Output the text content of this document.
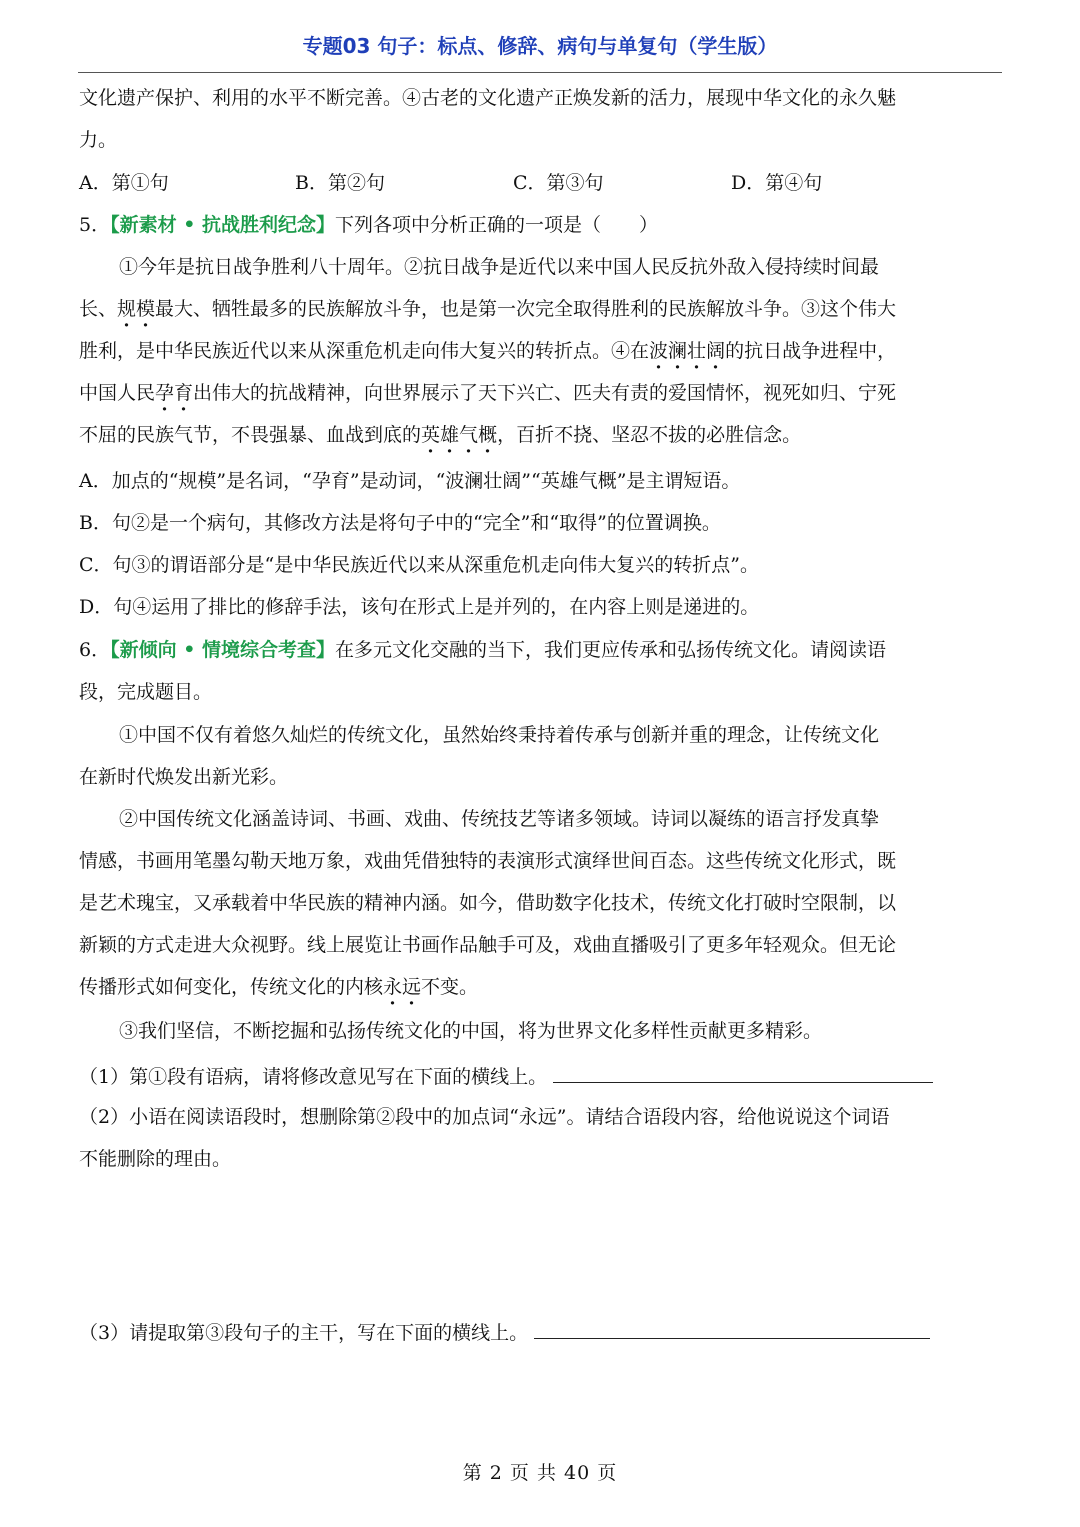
专题03 句子：标点、修辞、病句与单复句（学生版）
文化遗产保护、利用的水平不断完善。④古老的文化遗产正焕发新的活力，展现中华文化的永久魅
力。
A．第①句	B．第②句	C．第③句	D．第④句
5．【新素材 • 抗战胜利纪念】下列各项中分析正确的一项是（　　）
①今年是抗日战争胜利八十周年。②抗日战争是近代以来中国人民反抗外敌入侵持续时间最
长、规模最大、牺牲最多的民族解放斗争，也是第一次完全取得胜利的民族解放斗争。③这个伟大
胜利，是中华民族近代以来从深重危机走向伟大复兴的转折点。④在波澜壮阔的抗日战争进程中，
中国人民孕育出伟大的抗战精神，向世界展示了天下兴亡、匹夫有责的爱国情怀，视死如归、宁死
不屈的民族气节，不畏强暴、血战到底的英雄气概，百折不挠、坚忍不拔的必胜信念。
A．加点的“规模”是名词，“孕育”是动词，“波澜壮阔”“英雄气概”是主谓短语。
B．句②是一个病句，其修改方法是将句子中的“完全”和“取得”的位置调换。
C．句③的谓语部分是“是中华民族近代以来从深重危机走向伟大复兴的转折点”。
D．句④运用了排比的修辞手法，该句在形式上是并列的，在内容上则是递进的。
6．【新倾向 • 情境综合考查】在多元文化交融的当下，我们更应传承和弘扬传统文化。请阅读语
段，完成题目。
①中国不仅有着悠久灿烂的传统文化，虽然始终秉持着传承与创新并重的理念，让传统文化
在新时代焕发出新光彩。
②中国传统文化涵盖诗词、书画、戏曲、传统技艺等诸多领域。诗词以凝练的语言抒发真挚
情感，书画用笔墨勾勒天地万象，戏曲凭借独特的表演形式演绎世间百态。这些传统文化形式，既
是艺术瑰宝，又承载着中华民族的精神内涵。如今，借助数字化技术，传统文化打破时空限制，以
新颖的方式走进大众视野。线上展览让书画作品触手可及，戏曲直播吸引了更多年轻观众。但无论
传播形式如何变化，传统文化的内核永远不变。
③我们坚信，不断挖掘和弘扬传统文化的中国，将为世界文化多样性贡献更多精彩。
（1）第①段有语病，请将修改意见写在下面的横线上。
（2）小语在阅读语段时，想删除第②段中的加点词“永远”。请结合语段内容，给他说说这个词语
不能删除的理由。
（3）请提取第③段句子的主干，写在下面的横线上。
第 2 页 共 40 页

§ TASK
Tell how many lines of the material above hold "是中华民族近代以来从深重危机走向伟大复兴的转折点", answering with a bare number.

§ TASK ANSWER
2